Exercise task ->
Please rename "bar" to "column" in the records from their start through the line containing "x-tick-label: 27-29 xyxy=(376,582,393,619)", and give back only those lines with nothing else changed.

Spatial layout data ->
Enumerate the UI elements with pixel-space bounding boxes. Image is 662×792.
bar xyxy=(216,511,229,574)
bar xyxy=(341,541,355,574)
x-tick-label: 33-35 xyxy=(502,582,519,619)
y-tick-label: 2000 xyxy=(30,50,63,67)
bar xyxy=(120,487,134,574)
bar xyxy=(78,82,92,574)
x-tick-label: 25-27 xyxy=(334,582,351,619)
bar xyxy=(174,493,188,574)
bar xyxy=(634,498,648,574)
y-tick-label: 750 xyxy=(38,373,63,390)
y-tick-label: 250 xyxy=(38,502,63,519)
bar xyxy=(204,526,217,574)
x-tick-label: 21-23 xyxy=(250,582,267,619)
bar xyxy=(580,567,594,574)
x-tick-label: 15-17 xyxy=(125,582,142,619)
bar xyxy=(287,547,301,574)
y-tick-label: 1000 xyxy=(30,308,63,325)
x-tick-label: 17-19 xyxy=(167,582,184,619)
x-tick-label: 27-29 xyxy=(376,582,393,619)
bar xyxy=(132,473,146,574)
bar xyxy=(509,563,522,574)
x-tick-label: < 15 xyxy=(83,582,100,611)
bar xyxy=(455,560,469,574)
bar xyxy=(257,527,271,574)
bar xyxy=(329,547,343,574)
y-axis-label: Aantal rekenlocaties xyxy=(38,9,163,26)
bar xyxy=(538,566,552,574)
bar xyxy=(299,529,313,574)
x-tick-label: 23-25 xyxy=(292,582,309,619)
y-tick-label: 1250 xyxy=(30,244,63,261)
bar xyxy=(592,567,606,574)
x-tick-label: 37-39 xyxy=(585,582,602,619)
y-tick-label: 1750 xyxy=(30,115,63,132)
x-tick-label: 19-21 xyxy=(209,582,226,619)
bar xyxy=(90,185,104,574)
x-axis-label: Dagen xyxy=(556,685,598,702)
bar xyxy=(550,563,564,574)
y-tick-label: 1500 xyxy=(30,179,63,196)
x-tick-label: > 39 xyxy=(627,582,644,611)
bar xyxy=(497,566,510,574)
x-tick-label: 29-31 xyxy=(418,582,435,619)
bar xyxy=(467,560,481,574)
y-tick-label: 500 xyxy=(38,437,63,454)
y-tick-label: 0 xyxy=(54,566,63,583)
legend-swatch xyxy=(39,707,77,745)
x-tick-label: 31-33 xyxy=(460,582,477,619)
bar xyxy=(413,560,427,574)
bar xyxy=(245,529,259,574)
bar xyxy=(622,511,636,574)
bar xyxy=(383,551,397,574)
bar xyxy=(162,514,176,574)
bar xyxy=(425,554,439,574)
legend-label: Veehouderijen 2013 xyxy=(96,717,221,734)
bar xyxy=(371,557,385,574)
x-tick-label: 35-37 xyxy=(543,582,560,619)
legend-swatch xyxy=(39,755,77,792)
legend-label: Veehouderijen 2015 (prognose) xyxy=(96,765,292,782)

Response ->
Enumerate the UI elements with pixel-space bounding boxes. Image is 662×792.
column xyxy=(216,511,229,574)
column xyxy=(341,541,355,574)
x-tick-label: 33-35 xyxy=(502,582,519,619)
y-tick-label: 2000 xyxy=(30,50,63,67)
column xyxy=(120,487,134,574)
column xyxy=(78,82,92,574)
x-tick-label: 25-27 xyxy=(334,582,351,619)
column xyxy=(174,493,188,574)
column xyxy=(634,498,648,574)
y-tick-label: 750 xyxy=(38,373,63,390)
y-tick-label: 250 xyxy=(38,502,63,519)
column xyxy=(204,526,217,574)
x-tick-label: 21-23 xyxy=(250,582,267,619)
column xyxy=(580,567,594,574)
x-tick-label: 15-17 xyxy=(125,582,142,619)
column xyxy=(287,547,301,574)
y-tick-label: 1000 xyxy=(30,308,63,325)
x-tick-label: 17-19 xyxy=(167,582,184,619)
x-tick-label: 27-29 xyxy=(376,582,393,619)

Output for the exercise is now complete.